# [GIVEN TASK]
Write the data below out exactly as it stands. Do not include the pictures.

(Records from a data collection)
★ ★ ★ ★ ★ ★ ★

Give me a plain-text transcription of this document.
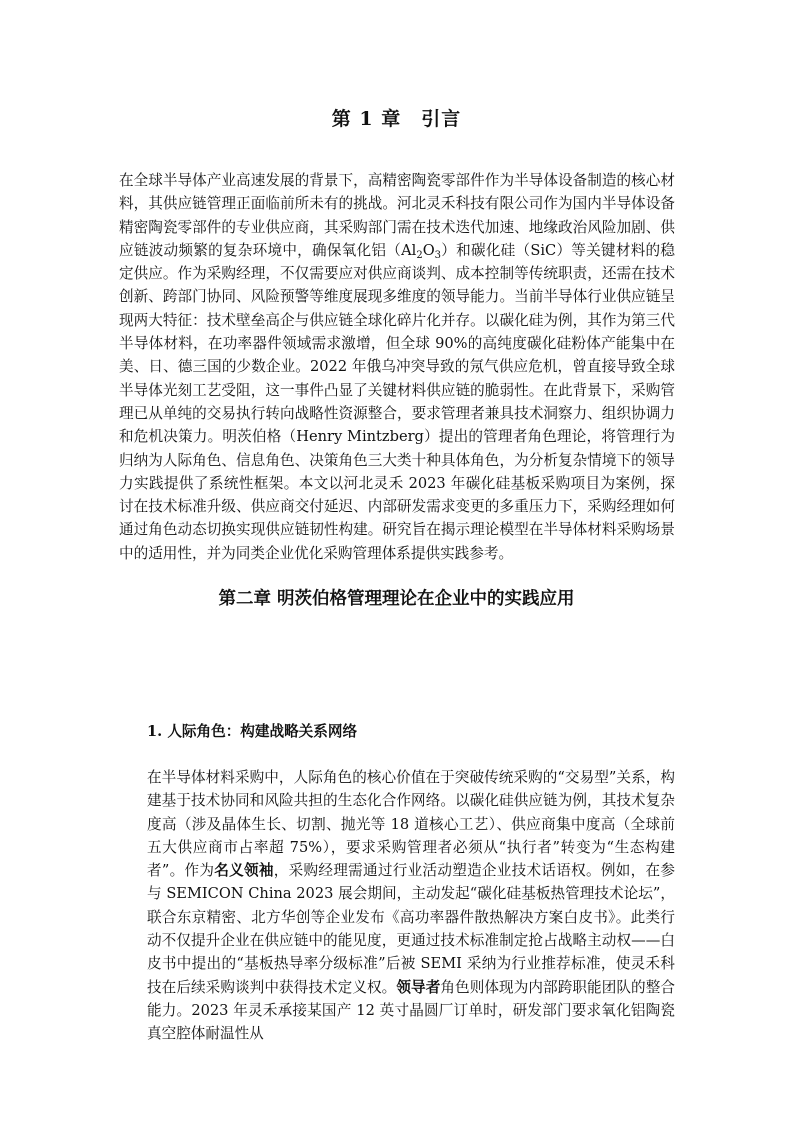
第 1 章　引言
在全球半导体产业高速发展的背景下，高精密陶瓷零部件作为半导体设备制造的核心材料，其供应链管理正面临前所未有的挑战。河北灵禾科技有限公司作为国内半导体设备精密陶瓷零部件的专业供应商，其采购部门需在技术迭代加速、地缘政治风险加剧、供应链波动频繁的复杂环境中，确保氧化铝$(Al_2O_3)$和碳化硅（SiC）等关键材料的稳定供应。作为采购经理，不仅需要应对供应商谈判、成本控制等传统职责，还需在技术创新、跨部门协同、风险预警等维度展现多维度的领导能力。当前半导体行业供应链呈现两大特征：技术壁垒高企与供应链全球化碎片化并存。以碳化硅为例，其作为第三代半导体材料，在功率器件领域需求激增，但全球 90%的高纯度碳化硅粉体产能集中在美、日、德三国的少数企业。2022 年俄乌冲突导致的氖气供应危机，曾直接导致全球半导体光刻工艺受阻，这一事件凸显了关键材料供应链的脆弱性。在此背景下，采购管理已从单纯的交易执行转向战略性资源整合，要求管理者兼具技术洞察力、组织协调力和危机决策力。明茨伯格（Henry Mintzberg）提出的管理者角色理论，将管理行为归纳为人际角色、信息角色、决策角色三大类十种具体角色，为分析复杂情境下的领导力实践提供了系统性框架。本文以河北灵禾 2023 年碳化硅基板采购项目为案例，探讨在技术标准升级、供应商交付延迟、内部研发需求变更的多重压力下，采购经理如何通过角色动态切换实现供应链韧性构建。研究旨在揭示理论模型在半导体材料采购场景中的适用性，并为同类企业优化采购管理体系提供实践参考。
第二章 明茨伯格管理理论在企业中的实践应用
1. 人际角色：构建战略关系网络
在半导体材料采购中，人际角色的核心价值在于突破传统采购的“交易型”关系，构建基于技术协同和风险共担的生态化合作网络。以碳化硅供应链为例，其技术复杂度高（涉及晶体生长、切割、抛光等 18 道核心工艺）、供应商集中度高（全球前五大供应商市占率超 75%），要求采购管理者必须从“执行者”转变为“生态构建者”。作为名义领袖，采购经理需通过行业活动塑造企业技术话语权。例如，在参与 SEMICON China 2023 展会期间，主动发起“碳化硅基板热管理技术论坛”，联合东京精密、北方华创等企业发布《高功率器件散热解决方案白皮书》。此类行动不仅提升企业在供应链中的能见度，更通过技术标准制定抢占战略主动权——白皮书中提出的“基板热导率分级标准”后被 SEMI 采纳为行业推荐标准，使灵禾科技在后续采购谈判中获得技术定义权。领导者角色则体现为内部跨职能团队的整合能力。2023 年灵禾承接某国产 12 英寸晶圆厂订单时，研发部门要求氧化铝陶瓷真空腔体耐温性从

★ ★ ★ ★ ★ ★ ★

# [FINAL RESULT]
Give me a plain-text transcription of this document.
第 1 章　引言
在全球半导体产业高速发展的背景下，高精密陶瓷零部件作为半导体设备制造的核心材料，其供应链管理正面临前所未有的挑战。河北灵禾科技有限公司作为国内半导体设备精密陶瓷零部件的专业供应商，其采购部门需在技术迭代加速、地缘政治风险加剧、供应链波动频繁的复杂环境中，确保氧化铝$(Al_2O_3)$和碳化硅（SiC）等关键材料的稳定供应。作为采购经理，不仅需要应对供应商谈判、成本控制等传统职责，还需在技术创新、跨部门协同、风险预警等维度展现多维度的领导能力。当前半导体行业供应链呈现两大特征：技术壁垒高企与供应链全球化碎片化并存。以碳化硅为例，其作为第三代半导体材料，在功率器件领域需求激增，但全球 90%的高纯度碳化硅粉体产能集中在美、日、德三国的少数企业。2022 年俄乌冲突导致的氖气供应危机，曾直接导致全球半导体光刻工艺受阻，这一事件凸显了关键材料供应链的脆弱性。在此背景下，采购管理已从单纯的交易执行转向战略性资源整合，要求管理者兼具技术洞察力、组织协调力和危机决策力。明茨伯格（Henry Mintzberg）提出的管理者角色理论，将管理行为归纳为人际角色、信息角色、决策角色三大类十种具体角色，为分析复杂情境下的领导力实践提供了系统性框架。本文以河北灵禾 2023 年碳化硅基板采购项目为案例，探讨在技术标准升级、供应商交付延迟、内部研发需求变更的多重压力下，采购经理如何通过角色动态切换实现供应链韧性构建。研究旨在揭示理论模型在半导体材料采购场景中的适用性，并为同类企业优化采购管理体系提供实践参考。
第二章 明茨伯格管理理论在企业中的实践应用
1. 人际角色：构建战略关系网络
在半导体材料采购中，人际角色的核心价值在于突破传统采购的“交易型”关系，构建基于技术协同和风险共担的生态化合作网络。以碳化硅供应链为例，其技术复杂度高（涉及晶体生长、切割、抛光等 18 道核心工艺）、供应商集中度高（全球前五大供应商市占率超 75%），要求采购管理者必须从“执行者”转变为“生态构建者”。作为名义领袖，采购经理需通过行业活动塑造企业技术话语权。例如，在参与 SEMICON China 2023 展会期间，主动发起“碳化硅基板热管理技术论坛”，联合东京精密、北方华创等企业发布《高功率器件散热解决方案白皮书》。此类行动不仅提升企业在供应链中的能见度，更通过技术标准制定抢占战略主动权——白皮书中提出的“基板热导率分级标准”后被 SEMI 采纳为行业推荐标准，使灵禾科技在后续采购谈判中获得技术定义权。领导者角色则体现为内部跨职能团队的整合能力。2023 年灵禾承接某国产 12 英寸晶圆厂订单时，研发部门要求氧化铝陶瓷真空腔体耐温性从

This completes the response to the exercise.